• **Extrait du document**
=======

Le test amène à cette principale observation : les étudiant-es ont des meilleurs résultats sur les questions mathématiques sans enrobage ni contexte que sur les questions en lien avec la physique ou avec un contexte plus quotidien.

Pour mieux comprendre, voici un exemple d’une question posée.

Les trois questions demandent le même raisonnement : comparer la pente de deux droites. La première est rédigée avec un langage purement mathématique. La deuxième fait appel à des notions de physique. La dernière est associée à des notions d’économie-gestion des entreprises.

Les copies présentent toutefois des approches de résolution différentes dans ces trois mises en situations.

Les étudiant-es confronté-es à la première question ont le réflexe de mobiliser une formule, au lieu de manipuler des définitions sur les concepts mentionnés, ce qui va souvent les bloquer. Pour cet exemple, la question “économique” est bien mieux réussie : le fait de manipuler des quantités qui ont un sens dans la vie quotidienne semble aider à la résolution.

Cela ne semble donc pas être un souci de mathématiques mais bien de transfert d’une discipline à l’autre.

Sur le terrain

Suite à ces échanges, les collègues partagent leur vécu en classe.

Plusieurs indiquent avoir déjà pu constater de tels blocages. Notamment des manques sur des concepts déjà vu dans d’autres matières (souvent, les maths). Cela demande de bien aiguiller la classe en partant de la formulation de ce concept, telle qu’elle a été présentée dans le cours d’origine, voire de reprendre de zéro.

La solution proposé dans la littérature évoquée précédemment est la suivante : prendre des temps dédiés avant la séance pour revoir des points issus d’autres disciplines. C’est une opportunité tant de rafraichir la mémoire que de commencer à tisser des liens entre plusieurs disciplines.

Comment mettre en œuvre ces temps ? Faut-il s’associer avec des enseignant-es « spécialistes » de ces sujets ? Très concrètement : en tant que prof d’info, ai-je le recul nécessaire pour mettre sur pied un module de maths ?

=======

• **Entrées fournies**

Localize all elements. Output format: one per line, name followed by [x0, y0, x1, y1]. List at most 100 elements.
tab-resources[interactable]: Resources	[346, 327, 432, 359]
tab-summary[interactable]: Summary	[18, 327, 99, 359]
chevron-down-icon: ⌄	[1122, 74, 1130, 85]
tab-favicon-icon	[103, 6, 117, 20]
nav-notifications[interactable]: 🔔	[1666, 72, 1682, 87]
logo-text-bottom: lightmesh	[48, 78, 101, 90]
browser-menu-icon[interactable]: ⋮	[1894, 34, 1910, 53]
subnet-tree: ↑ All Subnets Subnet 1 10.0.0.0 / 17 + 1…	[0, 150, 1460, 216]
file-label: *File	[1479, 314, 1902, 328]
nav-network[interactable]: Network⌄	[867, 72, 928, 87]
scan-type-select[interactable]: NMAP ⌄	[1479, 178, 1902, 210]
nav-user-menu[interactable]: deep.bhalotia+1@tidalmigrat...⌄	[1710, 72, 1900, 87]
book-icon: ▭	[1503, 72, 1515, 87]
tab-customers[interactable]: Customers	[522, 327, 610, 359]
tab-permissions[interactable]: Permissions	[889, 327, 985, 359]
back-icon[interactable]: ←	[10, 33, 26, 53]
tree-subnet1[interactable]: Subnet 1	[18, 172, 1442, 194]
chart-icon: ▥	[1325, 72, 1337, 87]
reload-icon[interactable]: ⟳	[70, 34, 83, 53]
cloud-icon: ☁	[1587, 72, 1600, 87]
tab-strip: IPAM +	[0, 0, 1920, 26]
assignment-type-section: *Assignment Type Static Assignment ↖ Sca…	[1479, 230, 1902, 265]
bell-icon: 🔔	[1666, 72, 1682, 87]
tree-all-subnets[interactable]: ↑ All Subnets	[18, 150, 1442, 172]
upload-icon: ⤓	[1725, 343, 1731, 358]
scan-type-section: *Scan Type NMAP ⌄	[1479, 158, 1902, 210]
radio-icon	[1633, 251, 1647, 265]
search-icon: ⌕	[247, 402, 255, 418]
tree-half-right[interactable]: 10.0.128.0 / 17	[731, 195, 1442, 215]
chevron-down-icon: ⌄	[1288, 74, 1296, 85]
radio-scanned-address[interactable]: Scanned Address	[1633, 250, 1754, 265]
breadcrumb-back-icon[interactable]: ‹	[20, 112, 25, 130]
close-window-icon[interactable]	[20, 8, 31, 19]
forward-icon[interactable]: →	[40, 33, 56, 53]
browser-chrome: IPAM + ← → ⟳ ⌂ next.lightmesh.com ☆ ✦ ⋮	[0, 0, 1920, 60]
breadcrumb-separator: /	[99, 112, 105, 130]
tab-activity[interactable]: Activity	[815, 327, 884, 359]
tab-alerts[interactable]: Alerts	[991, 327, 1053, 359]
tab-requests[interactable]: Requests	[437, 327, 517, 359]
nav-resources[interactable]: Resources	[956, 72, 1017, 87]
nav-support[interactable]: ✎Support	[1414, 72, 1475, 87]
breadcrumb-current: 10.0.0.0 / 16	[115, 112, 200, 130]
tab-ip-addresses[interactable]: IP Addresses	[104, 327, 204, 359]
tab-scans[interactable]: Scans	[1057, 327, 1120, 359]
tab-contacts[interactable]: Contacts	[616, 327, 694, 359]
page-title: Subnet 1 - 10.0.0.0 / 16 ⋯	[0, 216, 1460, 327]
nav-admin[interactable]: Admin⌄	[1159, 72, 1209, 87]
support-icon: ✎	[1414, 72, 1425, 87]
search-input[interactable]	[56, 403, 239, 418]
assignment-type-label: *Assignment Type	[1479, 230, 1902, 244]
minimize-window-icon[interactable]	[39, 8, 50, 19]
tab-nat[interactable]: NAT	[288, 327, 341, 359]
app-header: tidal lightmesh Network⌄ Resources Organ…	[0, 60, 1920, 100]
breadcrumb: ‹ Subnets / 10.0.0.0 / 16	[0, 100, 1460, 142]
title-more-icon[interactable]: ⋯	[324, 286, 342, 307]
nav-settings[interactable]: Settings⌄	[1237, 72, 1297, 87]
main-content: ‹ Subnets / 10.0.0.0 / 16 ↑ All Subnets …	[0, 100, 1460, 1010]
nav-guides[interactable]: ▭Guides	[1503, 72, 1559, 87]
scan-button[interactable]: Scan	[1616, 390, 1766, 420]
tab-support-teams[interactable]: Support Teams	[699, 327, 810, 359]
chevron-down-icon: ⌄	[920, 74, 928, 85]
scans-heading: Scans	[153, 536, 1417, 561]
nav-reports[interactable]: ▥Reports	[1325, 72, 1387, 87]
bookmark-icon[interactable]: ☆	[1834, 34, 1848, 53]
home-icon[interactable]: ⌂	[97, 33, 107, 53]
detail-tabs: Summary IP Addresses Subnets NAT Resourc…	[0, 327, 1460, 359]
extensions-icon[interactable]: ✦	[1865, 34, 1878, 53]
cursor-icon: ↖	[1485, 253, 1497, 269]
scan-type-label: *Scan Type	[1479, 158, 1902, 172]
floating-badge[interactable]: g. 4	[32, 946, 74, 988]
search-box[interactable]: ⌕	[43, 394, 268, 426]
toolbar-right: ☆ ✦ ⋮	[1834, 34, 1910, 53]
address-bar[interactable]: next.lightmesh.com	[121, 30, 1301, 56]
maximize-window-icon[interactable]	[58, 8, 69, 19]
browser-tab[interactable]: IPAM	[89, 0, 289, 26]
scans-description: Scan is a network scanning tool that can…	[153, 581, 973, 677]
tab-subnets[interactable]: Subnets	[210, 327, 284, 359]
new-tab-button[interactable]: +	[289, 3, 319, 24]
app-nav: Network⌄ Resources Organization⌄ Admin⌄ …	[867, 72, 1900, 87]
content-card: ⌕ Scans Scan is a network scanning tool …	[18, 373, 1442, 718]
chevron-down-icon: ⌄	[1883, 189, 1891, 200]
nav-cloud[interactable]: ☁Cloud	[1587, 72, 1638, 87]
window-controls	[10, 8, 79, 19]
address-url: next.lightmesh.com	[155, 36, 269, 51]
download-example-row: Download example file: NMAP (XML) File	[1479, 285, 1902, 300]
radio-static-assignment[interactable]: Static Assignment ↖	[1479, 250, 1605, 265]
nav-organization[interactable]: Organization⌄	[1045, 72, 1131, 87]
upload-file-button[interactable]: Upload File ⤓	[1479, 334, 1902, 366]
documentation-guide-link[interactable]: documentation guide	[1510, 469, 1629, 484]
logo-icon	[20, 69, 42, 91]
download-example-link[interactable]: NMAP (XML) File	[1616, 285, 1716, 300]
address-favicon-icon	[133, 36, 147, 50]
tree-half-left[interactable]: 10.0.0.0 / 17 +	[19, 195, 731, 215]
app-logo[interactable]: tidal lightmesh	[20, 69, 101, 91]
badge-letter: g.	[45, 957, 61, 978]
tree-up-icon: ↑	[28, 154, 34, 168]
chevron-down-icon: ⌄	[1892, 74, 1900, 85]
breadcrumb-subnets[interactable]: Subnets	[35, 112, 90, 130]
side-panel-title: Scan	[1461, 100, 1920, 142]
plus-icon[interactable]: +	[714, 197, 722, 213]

=======

Pourriez-vous réécrire le passage de l'extrait sur le transfert entre disciplines qui s'ouvre sur les mots « Cela ne semble » et se clôt sur « vécu en classe. », en remplaçant « vécu » par « expérience » ?

• **Réponse fournie**
Cela ne semble donc pas être un souci de mathématiques mais bien de transfert d’une discipline à l’autre.

Sur le terrain

Suite à ces échanges, les collègues partagent leur expérience en classe.